[Structured page parsing data]
++++++

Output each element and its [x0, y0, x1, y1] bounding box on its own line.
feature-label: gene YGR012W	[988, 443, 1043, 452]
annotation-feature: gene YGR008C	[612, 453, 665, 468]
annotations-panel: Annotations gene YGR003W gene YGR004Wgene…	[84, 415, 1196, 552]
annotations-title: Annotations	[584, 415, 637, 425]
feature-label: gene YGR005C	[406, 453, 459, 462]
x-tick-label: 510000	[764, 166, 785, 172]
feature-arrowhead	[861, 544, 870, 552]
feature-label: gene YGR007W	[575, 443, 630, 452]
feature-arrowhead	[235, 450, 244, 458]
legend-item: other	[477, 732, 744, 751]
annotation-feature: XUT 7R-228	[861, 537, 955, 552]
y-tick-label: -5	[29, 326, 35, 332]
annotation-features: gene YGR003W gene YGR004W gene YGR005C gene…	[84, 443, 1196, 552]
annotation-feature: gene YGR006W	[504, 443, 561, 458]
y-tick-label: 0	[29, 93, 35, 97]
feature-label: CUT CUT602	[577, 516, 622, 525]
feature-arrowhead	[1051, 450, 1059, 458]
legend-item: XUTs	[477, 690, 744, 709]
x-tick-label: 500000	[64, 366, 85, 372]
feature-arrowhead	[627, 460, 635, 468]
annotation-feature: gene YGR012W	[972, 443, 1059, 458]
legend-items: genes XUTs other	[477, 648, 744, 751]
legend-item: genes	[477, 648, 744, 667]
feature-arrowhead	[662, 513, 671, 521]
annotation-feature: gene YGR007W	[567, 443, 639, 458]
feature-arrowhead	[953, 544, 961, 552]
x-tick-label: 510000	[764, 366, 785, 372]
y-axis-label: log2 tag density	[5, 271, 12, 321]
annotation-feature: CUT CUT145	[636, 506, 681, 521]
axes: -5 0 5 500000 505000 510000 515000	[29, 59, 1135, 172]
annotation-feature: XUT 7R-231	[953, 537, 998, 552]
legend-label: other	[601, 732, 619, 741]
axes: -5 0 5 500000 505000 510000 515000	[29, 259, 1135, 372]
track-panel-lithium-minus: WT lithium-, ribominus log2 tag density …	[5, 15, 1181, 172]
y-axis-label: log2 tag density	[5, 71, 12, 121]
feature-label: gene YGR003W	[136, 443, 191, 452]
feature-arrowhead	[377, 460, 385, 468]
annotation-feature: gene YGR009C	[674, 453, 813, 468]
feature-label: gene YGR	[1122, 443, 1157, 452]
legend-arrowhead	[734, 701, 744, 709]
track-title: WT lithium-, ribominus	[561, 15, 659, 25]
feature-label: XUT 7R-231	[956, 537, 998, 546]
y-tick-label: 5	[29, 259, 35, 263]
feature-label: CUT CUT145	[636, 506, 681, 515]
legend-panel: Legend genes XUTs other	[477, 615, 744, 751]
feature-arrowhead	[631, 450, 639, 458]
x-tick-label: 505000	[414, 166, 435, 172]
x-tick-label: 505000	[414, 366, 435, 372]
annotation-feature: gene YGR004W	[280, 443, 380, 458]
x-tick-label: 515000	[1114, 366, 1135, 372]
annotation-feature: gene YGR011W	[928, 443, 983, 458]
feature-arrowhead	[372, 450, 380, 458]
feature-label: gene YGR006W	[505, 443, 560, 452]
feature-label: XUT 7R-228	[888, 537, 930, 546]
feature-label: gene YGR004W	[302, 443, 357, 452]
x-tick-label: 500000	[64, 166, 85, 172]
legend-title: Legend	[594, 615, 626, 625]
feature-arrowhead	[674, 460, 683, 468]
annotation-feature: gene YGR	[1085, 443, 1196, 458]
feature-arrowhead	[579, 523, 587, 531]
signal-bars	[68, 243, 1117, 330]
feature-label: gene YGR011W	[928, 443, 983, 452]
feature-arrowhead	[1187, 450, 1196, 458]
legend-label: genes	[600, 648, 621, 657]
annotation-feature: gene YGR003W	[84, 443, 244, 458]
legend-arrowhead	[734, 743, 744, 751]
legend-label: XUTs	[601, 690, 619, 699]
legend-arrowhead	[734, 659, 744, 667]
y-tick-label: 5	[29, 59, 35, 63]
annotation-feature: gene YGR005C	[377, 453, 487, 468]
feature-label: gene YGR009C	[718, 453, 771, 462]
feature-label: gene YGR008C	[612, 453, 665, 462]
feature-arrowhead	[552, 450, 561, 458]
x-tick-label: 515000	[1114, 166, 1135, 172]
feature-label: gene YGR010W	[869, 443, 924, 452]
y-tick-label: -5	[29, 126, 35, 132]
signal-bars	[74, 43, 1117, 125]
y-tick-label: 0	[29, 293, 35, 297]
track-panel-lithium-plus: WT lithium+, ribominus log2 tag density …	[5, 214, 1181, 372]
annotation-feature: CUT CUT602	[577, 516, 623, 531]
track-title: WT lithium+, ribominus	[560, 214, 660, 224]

++++++

# Action item
Keeping every line exactly as it is, copy all the records.

# Result for this exercise
Output each element and its [x0, y0, x1, y1] bounding box on its own line.
feature-label: gene YGR012W	[988, 443, 1043, 452]
annotation-feature: gene YGR008C	[612, 453, 665, 468]
annotations-panel: Annotations gene YGR003W gene YGR004Wgene…	[84, 415, 1196, 552]
annotations-title: Annotations	[584, 415, 637, 425]
feature-label: gene YGR005C	[406, 453, 459, 462]
x-tick-label: 510000	[764, 166, 785, 172]
feature-arrowhead	[861, 544, 870, 552]
feature-label: gene YGR007W	[575, 443, 630, 452]
feature-arrowhead	[235, 450, 244, 458]
legend-item: other	[477, 732, 744, 751]
annotation-feature: XUT 7R-228	[861, 537, 955, 552]
y-tick-label: -5	[29, 326, 35, 332]
annotation-features: gene YGR003W gene YGR004W gene YGR005C gene…	[84, 443, 1196, 552]
annotation-feature: gene YGR006W	[504, 443, 561, 458]
y-tick-label: 0	[29, 93, 35, 97]
feature-label: CUT CUT602	[577, 516, 622, 525]
feature-arrowhead	[1051, 450, 1059, 458]
legend-item: XUTs	[477, 690, 744, 709]
x-tick-label: 500000	[64, 366, 85, 372]
feature-arrowhead	[627, 460, 635, 468]
annotation-feature: gene YGR012W	[972, 443, 1059, 458]
legend-items: genes XUTs other	[477, 648, 744, 751]
legend-item: genes	[477, 648, 744, 667]
feature-arrowhead	[662, 513, 671, 521]
annotation-feature: gene YGR007W	[567, 443, 639, 458]
feature-arrowhead	[953, 544, 961, 552]
x-tick-label: 510000	[764, 366, 785, 372]
y-axis-label: log2 tag density	[5, 271, 12, 321]
annotation-feature: CUT CUT145	[636, 506, 681, 521]
axes: -5 0 5 500000 505000 510000 515000	[29, 59, 1135, 172]
annotation-feature: XUT 7R-231	[953, 537, 998, 552]
legend-label: other	[601, 732, 619, 741]
axes: -5 0 5 500000 505000 510000 515000	[29, 259, 1135, 372]
track-panel-lithium-minus: WT lithium-, ribominus log2 tag density …	[5, 15, 1181, 172]
y-axis-label: log2 tag density	[5, 71, 12, 121]
feature-label: gene YGR003W	[136, 443, 191, 452]
feature-arrowhead	[377, 460, 385, 468]
annotation-feature: gene YGR009C	[674, 453, 813, 468]
feature-label: gene YGR	[1122, 443, 1157, 452]
legend-arrowhead	[734, 701, 744, 709]
track-title: WT lithium-, ribominus	[561, 15, 659, 25]
feature-label: XUT 7R-231	[956, 537, 998, 546]
y-tick-label: 5	[29, 259, 35, 263]
feature-label: CUT CUT145	[636, 506, 681, 515]
legend-panel: Legend genes XUTs other	[477, 615, 744, 751]
feature-arrowhead	[631, 450, 639, 458]
x-tick-label: 505000	[414, 166, 435, 172]
x-tick-label: 505000	[414, 366, 435, 372]
annotation-feature: gene YGR004W	[280, 443, 380, 458]
x-tick-label: 515000	[1114, 366, 1135, 372]
annotation-feature: gene YGR011W	[928, 443, 983, 458]
feature-arrowhead	[372, 450, 380, 458]
feature-label: gene YGR006W	[505, 443, 560, 452]
feature-label: XUT 7R-228	[888, 537, 930, 546]
feature-label: gene YGR004W	[302, 443, 357, 452]
x-tick-label: 500000	[64, 166, 85, 172]
legend-title: Legend	[594, 615, 626, 625]
feature-arrowhead	[674, 460, 683, 468]
annotation-feature: gene YGR	[1085, 443, 1196, 458]
feature-arrowhead	[579, 523, 587, 531]
signal-bars	[68, 243, 1117, 330]
feature-label: gene YGR011W	[928, 443, 983, 452]
feature-arrowhead	[1187, 450, 1196, 458]
legend-label: genes	[600, 648, 621, 657]
annotation-feature: gene YGR003W	[84, 443, 244, 458]
legend-arrowhead	[734, 743, 744, 751]
legend-label: XUTs	[601, 690, 619, 699]
legend-arrowhead	[734, 659, 744, 667]
y-tick-label: 5	[29, 59, 35, 63]
annotation-feature: gene YGR005C	[377, 453, 487, 468]
feature-label: gene YGR009C	[718, 453, 771, 462]
feature-label: gene YGR008C	[612, 453, 665, 462]
feature-arrowhead	[552, 450, 561, 458]
x-tick-label: 515000	[1114, 166, 1135, 172]
feature-label: gene YGR010W	[869, 443, 924, 452]
y-tick-label: -5	[29, 126, 35, 132]
signal-bars	[74, 43, 1117, 125]
y-tick-label: 0	[29, 293, 35, 297]
track-panel-lithium-plus: WT lithium+, ribominus log2 tag density …	[5, 214, 1181, 372]
annotation-feature: CUT CUT602	[577, 516, 623, 531]
track-title: WT lithium+, ribominus	[560, 214, 660, 224]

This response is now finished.